» GIVEN INSTRUCTION
Identify every line in the records below that contains the word "Манзурки", and copy each of those lines.

» INPUT ROWS
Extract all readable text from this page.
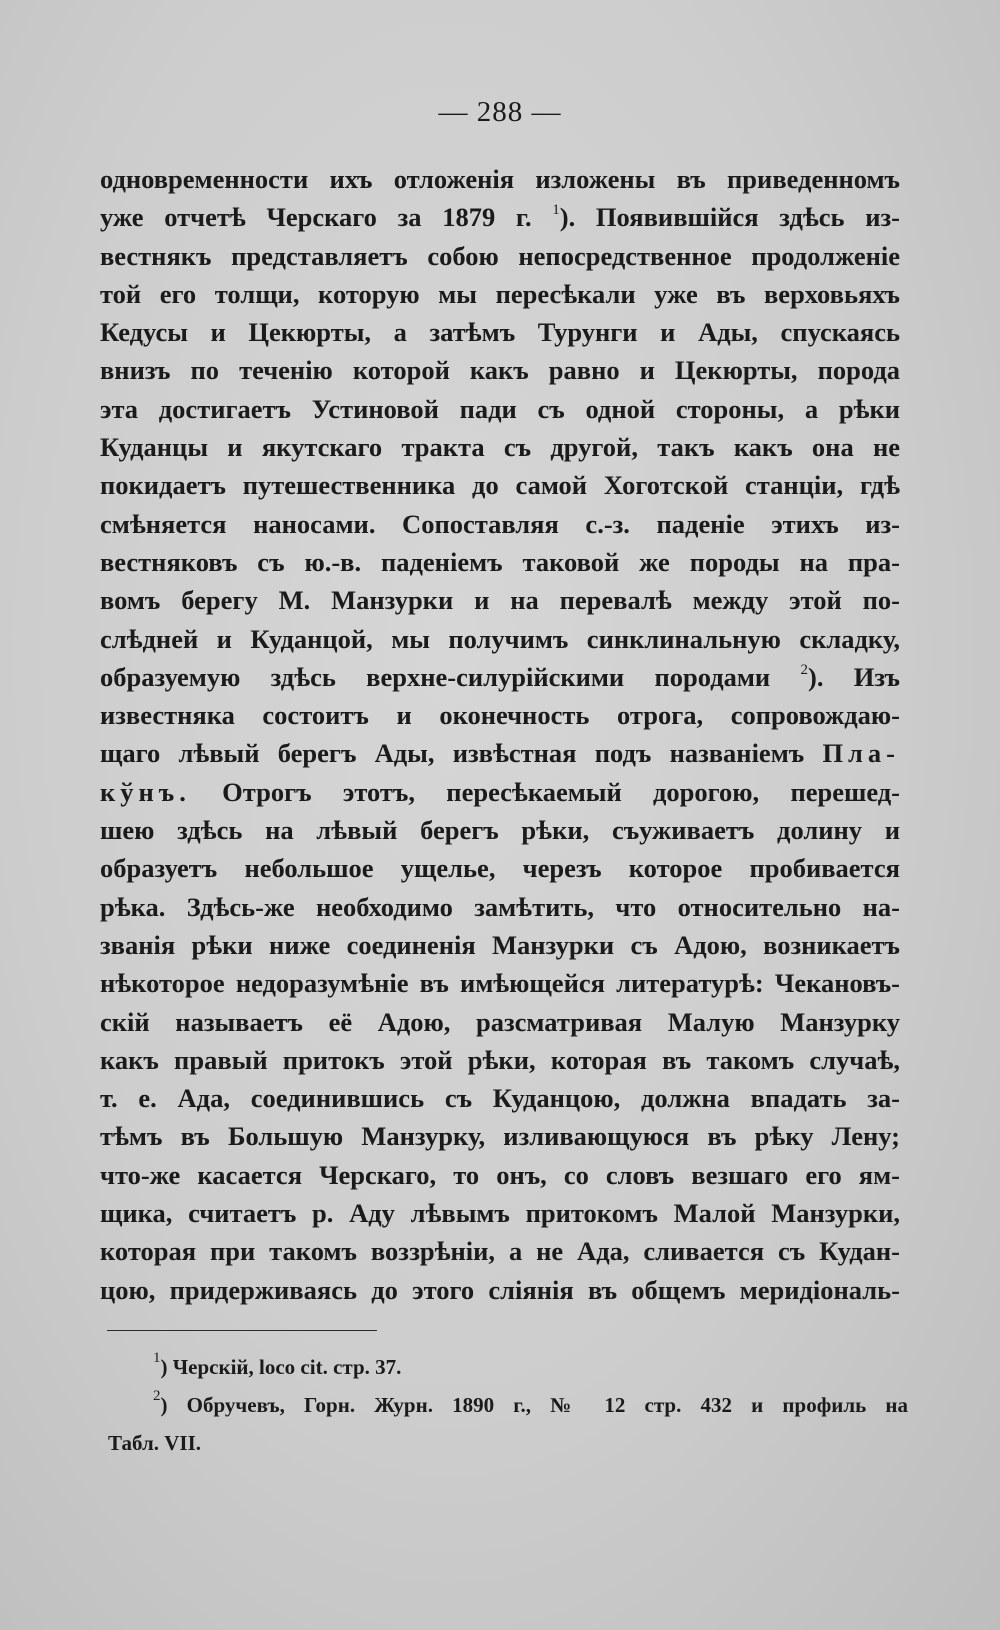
— 288 —
одновременности ихъ отложенія изложены въ приведенномъ
уже отчетѣ Черскаго за 1879 г. $^1$). Появившійся здѣсь из-
вестнякъ представляетъ собою непосредственное продолженіе
той его толщи, которую мы пересѣкали уже въ верховьяхъ
Кедусы и Цекюрты, а затѣмъ Турунги и Ады, спускаясь
внизъ по теченію которой какъ равно и Цекюрты, порода
эта достигаетъ Устиновой пади съ одной стороны, а рѣки
Куданцы и якутскаго тракта съ другой, такъ какъ она не
покидаетъ путешественника до самой Хоготской станціи, гдѣ
смѣняется наносами. Сопоставляя с.-з. паденіе этихъ из-
вестняковъ съ ю.-в. паденіемъ таковой же породы на пра-
вомъ берегу М. Манзурки и на перевалѣ между этой по-
слѣдней и Куданцой, мы получимъ синклинальную складку,
образуемую здѣсь верхне-силурійскими породами $^2$). Изъ
известняка состоитъ и оконечность отрога, сопровождаю-
щаго лѣвый берегъ Ады, извѣстная подъ названіемъ Пла-
кўнъ. Отрогъ этотъ, пересѣкаемый дорогою, перешед-
шею здѣсь на лѣвый берегъ рѣки, съуживаетъ долину и
образуетъ небольшое ущелье, черезъ которое пробивается
рѣка. Здѣсь-же необходимо замѣтить, что относительно на-
званія рѣки ниже соединенія Манзурки съ Адою, возникаетъ
нѣкоторое недоразумѣніе въ имѣющейся литературѣ: Чекановъ-
скій называетъ её Адою, разсматривая Малую Манзурку
какъ правый притокъ этой рѣки, которая въ такомъ случаѣ,
т. е. Ада, соединившись съ Куданцою, должна впадать за-
тѣмъ въ Большую Манзурку, изливающуюся въ рѣку Лену;
что-же касается Черскаго, то онъ, со словъ везшаго его ям-
щика, считаетъ р. Аду лѣвымъ притокомъ Малой Манзурки,
которая при такомъ воззрѣніи, а не Ада, сливается съ Кудан-
цою, придерживаясь до этого слiянія въ общемъ меридіональ-
$^1$) Черскій, loco cit. стр. 37.
$^2$) Обручевъ, Горн. Журн. 1890 г., № 12 стр. 432 и профиль на
Табл. VII.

» RESULT OF THE TASK
вомъ берегу М. Манзурки и на перевалѣ между этой по-
званія рѣки ниже соединенія Манзурки съ Адою, возникаетъ
щика, считаетъ р. Аду лѣвымъ притокомъ Малой Манзурки,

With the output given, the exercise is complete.